Start of Text section

Do people who take performance enhancing drugs know nothing of coffee?

@philyuck

The Molotov cocktail is of course named after Vitaly Molotov, an 18th century Russian industrialist who exploded after being thrown at a car

@SadieSkyNinja

I’m always amazed at how eating 2lbs of chocolate can make you gain 47lbs.

@amydillon

ME: Diligently sanitizing countertops, faucets, door knobs, light switches, remote controls, phones, hands,

ALSO ME: Eating a piece of a Kit Kat I dropped on the floor because wasting chocolate? In these times?

End of Text section
Start of Recorded data

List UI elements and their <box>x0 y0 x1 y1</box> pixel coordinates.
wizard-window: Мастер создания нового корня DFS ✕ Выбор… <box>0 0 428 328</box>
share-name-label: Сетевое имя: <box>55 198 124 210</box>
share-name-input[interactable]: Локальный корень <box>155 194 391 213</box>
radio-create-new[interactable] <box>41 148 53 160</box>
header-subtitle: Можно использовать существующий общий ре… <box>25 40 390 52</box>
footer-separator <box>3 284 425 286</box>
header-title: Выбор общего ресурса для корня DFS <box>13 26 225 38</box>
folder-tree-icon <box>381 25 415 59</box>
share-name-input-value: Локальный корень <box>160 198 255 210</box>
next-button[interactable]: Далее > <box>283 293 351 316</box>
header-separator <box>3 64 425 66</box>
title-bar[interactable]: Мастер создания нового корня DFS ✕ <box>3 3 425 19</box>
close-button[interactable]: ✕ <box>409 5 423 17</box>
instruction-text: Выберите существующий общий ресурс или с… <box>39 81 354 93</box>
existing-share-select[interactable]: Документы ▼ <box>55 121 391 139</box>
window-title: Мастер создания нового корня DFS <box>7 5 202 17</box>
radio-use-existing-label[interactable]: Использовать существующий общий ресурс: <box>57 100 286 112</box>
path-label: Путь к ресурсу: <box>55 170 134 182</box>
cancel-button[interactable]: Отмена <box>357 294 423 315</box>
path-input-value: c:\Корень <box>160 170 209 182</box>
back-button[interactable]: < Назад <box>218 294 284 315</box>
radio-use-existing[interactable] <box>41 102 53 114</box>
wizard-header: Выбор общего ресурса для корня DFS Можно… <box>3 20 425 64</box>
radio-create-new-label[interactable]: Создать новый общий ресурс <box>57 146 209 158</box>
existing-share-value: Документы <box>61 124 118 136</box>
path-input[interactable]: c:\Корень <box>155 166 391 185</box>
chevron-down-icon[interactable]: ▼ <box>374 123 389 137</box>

End of Recorded data

Carry on the collection of joke tweets from where it stops. The records come from a different source than the text.

@ClichedOut

HER: i’m leaving u

ME: is it bc i never listen to u

HER: yes

ME: k see u tonight

@aotakeo

Bully: gimme ur sandwich

Me [pulls knife]

Bully: hey man I don’t want any-

Me: -crusts. i know

@LimeyTheGreat

Panty-less waxed woman hanging off a bridge “I’m gonna jump into that canoe”. Me: “No that’s your reflection”.

@aaronneedshelp

colleges: i’m going to put you in so much debt you can’t even breathe

also colleges: *teary voice* what do you mean you won’t donate to our alumni fund

@just1fool

Sleeping with me is a lot like sleeping with a stuffed animal. But that’s only after I’ve eaten Mexican food.